Saags is the most common brand you’ll see, but you may come across New York City’s Schaller & Weber, Milwaukee’s Usinger’s, and one or two others.

Sadly, the East Bay’s own Saags was purchased by Hormel in 2006. Though the facility has kept up small-batch, traditional production and continues to turn out respectable wurst, I fear that won’t last forever.

Spectacular German sausage requires a drive to in Mountain View, where they make almost every meat product they sell. It’s worth the trip — but be advised that Dittmer’s is temporarily closed due to a fire, so check before you schlep down there.

If you decide to duplicate this meal for your next patio party, you’ll need a few other things.

Offer a selection of mustards. Pick up sweet Senf for milder, white sausages, something sharp for the bratwürste, and a basic Dijon. Sauerkraut is a must — and it should be heated. The Junket can hook you up with imported mustards and kraut.

If you bump into a bottle of imported curry ketchup, bring that home, too.

→ **Data shown**
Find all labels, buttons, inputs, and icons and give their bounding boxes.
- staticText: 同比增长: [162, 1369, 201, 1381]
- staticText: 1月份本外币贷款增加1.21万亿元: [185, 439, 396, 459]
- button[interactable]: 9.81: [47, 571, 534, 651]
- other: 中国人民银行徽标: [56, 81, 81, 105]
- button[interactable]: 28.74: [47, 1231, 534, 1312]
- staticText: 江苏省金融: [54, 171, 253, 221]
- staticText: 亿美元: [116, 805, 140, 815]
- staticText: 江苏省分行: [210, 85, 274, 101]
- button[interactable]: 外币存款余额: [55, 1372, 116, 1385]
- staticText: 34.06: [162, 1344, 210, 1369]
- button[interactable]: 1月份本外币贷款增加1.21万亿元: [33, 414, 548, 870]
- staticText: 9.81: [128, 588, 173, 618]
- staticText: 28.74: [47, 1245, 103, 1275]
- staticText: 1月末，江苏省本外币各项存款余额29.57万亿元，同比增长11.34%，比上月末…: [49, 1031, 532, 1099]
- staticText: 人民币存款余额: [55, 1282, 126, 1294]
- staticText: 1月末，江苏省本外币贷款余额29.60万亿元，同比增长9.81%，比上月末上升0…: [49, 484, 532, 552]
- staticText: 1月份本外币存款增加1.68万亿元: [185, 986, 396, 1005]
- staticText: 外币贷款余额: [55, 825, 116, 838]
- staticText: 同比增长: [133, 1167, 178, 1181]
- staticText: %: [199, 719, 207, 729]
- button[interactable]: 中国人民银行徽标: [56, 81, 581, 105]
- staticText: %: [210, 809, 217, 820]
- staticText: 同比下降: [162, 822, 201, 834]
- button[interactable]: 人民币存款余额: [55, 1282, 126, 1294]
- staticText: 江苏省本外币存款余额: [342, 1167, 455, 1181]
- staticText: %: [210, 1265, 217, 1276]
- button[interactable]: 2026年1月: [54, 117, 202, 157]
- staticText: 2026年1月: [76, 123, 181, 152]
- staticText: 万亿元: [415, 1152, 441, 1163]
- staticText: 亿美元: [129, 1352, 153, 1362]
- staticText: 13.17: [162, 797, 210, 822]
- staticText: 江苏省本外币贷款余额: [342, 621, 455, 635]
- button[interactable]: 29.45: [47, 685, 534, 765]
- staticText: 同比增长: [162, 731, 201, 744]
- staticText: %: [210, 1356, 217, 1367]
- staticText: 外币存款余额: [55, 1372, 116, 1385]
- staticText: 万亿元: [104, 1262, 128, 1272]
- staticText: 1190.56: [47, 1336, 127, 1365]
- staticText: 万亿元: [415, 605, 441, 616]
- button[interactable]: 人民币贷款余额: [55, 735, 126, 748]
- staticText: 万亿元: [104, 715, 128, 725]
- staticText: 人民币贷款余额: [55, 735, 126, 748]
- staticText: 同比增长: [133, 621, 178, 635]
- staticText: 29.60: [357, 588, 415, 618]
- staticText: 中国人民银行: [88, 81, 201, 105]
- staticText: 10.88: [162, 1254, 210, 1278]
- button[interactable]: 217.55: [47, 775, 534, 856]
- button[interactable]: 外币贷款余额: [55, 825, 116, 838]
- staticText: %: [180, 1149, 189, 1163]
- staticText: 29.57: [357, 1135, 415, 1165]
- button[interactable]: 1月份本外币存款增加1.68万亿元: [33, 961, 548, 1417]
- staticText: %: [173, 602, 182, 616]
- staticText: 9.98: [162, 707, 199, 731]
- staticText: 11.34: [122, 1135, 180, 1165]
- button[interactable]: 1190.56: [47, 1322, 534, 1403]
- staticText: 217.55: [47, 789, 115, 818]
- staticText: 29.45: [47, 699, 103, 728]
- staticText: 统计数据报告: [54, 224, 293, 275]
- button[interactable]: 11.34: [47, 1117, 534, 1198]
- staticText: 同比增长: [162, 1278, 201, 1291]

→ **Requirements**
1 - According to the sausage text, which company bought Saags in 2006?
2 - Output the records from their first line through the line holding "- staticText: 28.74: [47, 1245, 103, 1275]", inclusive, as a numbered list with blank lines left out.
The sausage text and the records have no connection to each other.

→ **Exercise results**
1 - Hormel bought Saags in 2006.

2 -
1. Find all labels, buttons, inputs, and icons and give their bounding boxes.
2. - staticText: 同比增长: [162, 1369, 201, 1381]
3. - staticText: 1月份本外币贷款增加1.21万亿元: [185, 439, 396, 459]
4. - button[interactable]: 9.81: [47, 571, 534, 651]
5. - other: 中国人民银行徽标: [56, 81, 81, 105]
6. - button[interactable]: 28.74: [47, 1231, 534, 1312]
7. - staticText: 江苏省金融: [54, 171, 253, 221]
8. - staticText: 亿美元: [116, 805, 140, 815]
9. - staticText: 江苏省分行: [210, 85, 274, 101]
10. - button[interactable]: 外币存款余额: [55, 1372, 116, 1385]
11. - staticText: 34.06: [162, 1344, 210, 1369]
12. - button[interactable]: 1月份本外币贷款增加1.21万亿元: [33, 414, 548, 870]
13. - staticText: 9.81: [128, 588, 173, 618]
14. - staticText: 28.74: [47, 1245, 103, 1275]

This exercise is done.